Data entries
※

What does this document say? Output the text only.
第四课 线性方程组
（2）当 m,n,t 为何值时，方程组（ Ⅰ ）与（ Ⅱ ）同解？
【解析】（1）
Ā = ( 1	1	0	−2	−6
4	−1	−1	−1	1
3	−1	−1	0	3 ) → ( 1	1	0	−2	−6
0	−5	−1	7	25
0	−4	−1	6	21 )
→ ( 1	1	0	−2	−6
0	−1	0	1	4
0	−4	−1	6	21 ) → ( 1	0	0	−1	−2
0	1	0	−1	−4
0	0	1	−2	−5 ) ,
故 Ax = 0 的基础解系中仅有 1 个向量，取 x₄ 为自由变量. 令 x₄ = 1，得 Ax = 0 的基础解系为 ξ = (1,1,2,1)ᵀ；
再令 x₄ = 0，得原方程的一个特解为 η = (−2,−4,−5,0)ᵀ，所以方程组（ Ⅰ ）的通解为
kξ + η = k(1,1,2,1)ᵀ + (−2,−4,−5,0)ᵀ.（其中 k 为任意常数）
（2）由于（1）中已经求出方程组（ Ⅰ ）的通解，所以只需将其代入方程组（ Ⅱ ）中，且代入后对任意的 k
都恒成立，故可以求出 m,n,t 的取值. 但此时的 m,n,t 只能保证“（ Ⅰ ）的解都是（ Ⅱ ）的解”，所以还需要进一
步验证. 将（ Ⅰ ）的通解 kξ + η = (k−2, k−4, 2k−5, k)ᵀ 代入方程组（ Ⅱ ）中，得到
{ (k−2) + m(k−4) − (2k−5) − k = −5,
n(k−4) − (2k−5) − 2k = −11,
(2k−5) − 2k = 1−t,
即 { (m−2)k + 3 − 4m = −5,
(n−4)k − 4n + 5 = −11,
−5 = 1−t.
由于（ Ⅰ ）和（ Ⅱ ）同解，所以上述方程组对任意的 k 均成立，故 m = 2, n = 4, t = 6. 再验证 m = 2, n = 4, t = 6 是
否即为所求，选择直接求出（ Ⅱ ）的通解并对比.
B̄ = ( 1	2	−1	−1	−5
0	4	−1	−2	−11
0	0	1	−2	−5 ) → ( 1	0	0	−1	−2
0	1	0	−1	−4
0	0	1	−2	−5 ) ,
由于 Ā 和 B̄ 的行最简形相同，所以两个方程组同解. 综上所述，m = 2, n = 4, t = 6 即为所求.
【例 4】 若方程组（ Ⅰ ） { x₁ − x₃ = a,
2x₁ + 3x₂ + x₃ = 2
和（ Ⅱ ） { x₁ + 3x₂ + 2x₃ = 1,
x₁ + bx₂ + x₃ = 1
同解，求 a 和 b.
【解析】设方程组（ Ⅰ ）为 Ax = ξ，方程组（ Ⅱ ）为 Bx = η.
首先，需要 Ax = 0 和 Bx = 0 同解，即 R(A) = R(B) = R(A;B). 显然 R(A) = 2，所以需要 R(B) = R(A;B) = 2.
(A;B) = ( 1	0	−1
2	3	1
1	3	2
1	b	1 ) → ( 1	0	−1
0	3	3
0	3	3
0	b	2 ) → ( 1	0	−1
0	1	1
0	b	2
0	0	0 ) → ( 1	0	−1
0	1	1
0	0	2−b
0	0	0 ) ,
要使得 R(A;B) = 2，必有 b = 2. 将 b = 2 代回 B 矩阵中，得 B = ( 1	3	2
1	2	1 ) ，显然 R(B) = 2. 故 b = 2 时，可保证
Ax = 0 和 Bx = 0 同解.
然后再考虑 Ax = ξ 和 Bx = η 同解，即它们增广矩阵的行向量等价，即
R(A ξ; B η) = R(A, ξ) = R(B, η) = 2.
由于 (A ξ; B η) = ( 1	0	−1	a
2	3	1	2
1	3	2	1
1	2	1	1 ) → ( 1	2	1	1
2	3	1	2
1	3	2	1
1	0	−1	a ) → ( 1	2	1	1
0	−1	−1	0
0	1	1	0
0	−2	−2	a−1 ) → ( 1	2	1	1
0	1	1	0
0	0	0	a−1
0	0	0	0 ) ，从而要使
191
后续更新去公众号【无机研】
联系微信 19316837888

※

:: SET EXERCISE ::
Show the data once more, exactly as it was written.

:: THE OUTPUT ::
What does this document say? Output the text only.
第四课 线性方程组
（2）当 m,n,t 为何值时，方程组（ Ⅰ ）与（ Ⅱ ）同解？
【解析】（1）
Ā = ( 1	1	0	−2	−6
4	−1	−1	−1	1
3	−1	−1	0	3 ) → ( 1	1	0	−2	−6
0	−5	−1	7	25
0	−4	−1	6	21 )
→ ( 1	1	0	−2	−6
0	−1	0	1	4
0	−4	−1	6	21 ) → ( 1	0	0	−1	−2
0	1	0	−1	−4
0	0	1	−2	−5 ) ,
故 Ax = 0 的基础解系中仅有 1 个向量，取 x₄ 为自由变量. 令 x₄ = 1，得 Ax = 0 的基础解系为 ξ = (1,1,2,1)ᵀ；
再令 x₄ = 0，得原方程的一个特解为 η = (−2,−4,−5,0)ᵀ，所以方程组（ Ⅰ ）的通解为
kξ + η = k(1,1,2,1)ᵀ + (−2,−4,−5,0)ᵀ.（其中 k 为任意常数）
（2）由于（1）中已经求出方程组（ Ⅰ ）的通解，所以只需将其代入方程组（ Ⅱ ）中，且代入后对任意的 k
都恒成立，故可以求出 m,n,t 的取值. 但此时的 m,n,t 只能保证“（ Ⅰ ）的解都是（ Ⅱ ）的解”，所以还需要进一
步验证. 将（ Ⅰ ）的通解 kξ + η = (k−2, k−4, 2k−5, k)ᵀ 代入方程组（ Ⅱ ）中，得到
{ (k−2) + m(k−4) − (2k−5) − k = −5,
n(k−4) − (2k−5) − 2k = −11,
(2k−5) − 2k = 1−t,
即 { (m−2)k + 3 − 4m = −5,
(n−4)k − 4n + 5 = −11,
−5 = 1−t.
由于（ Ⅰ ）和（ Ⅱ ）同解，所以上述方程组对任意的 k 均成立，故 m = 2, n = 4, t = 6. 再验证 m = 2, n = 4, t = 6 是
否即为所求，选择直接求出（ Ⅱ ）的通解并对比.
B̄ = ( 1	2	−1	−1	−5
0	4	−1	−2	−11
0	0	1	−2	−5 ) → ( 1	0	0	−1	−2
0	1	0	−1	−4
0	0	1	−2	−5 ) ,
由于 Ā 和 B̄ 的行最简形相同，所以两个方程组同解. 综上所述，m = 2, n = 4, t = 6 即为所求.
【例 4】 若方程组（ Ⅰ ） { x₁ − x₃ = a,
2x₁ + 3x₂ + x₃ = 2
和（ Ⅱ ） { x₁ + 3x₂ + 2x₃ = 1,
x₁ + bx₂ + x₃ = 1
同解，求 a 和 b.
【解析】设方程组（ Ⅰ ）为 Ax = ξ，方程组（ Ⅱ ）为 Bx = η.
首先，需要 Ax = 0 和 Bx = 0 同解，即 R(A) = R(B) = R(A;B). 显然 R(A) = 2，所以需要 R(B) = R(A;B) = 2.
(A;B) = ( 1	0	−1
2	3	1
1	3	2
1	b	1 ) → ( 1	0	−1
0	3	3
0	3	3
0	b	2 ) → ( 1	0	−1
0	1	1
0	b	2
0	0	0 ) → ( 1	0	−1
0	1	1
0	0	2−b
0	0	0 ) ,
要使得 R(A;B) = 2，必有 b = 2. 将 b = 2 代回 B 矩阵中，得 B = ( 1	3	2
1	2	1 ) ，显然 R(B) = 2. 故 b = 2 时，可保证
Ax = 0 和 Bx = 0 同解.
然后再考虑 Ax = ξ 和 Bx = η 同解，即它们增广矩阵的行向量等价，即
R(A ξ; B η) = R(A, ξ) = R(B, η) = 2.
由于 (A ξ; B η) = ( 1	0	−1	a
2	3	1	2
1	3	2	1
1	2	1	1 ) → ( 1	2	1	1
2	3	1	2
1	3	2	1
1	0	−1	a ) → ( 1	2	1	1
0	−1	−1	0
0	1	1	0
0	−2	−2	a−1 ) → ( 1	2	1	1
0	1	1	0
0	0	0	a−1
0	0	0	0 ) ，从而要使
191
后续更新去公众号【无机研】
联系微信 19316837888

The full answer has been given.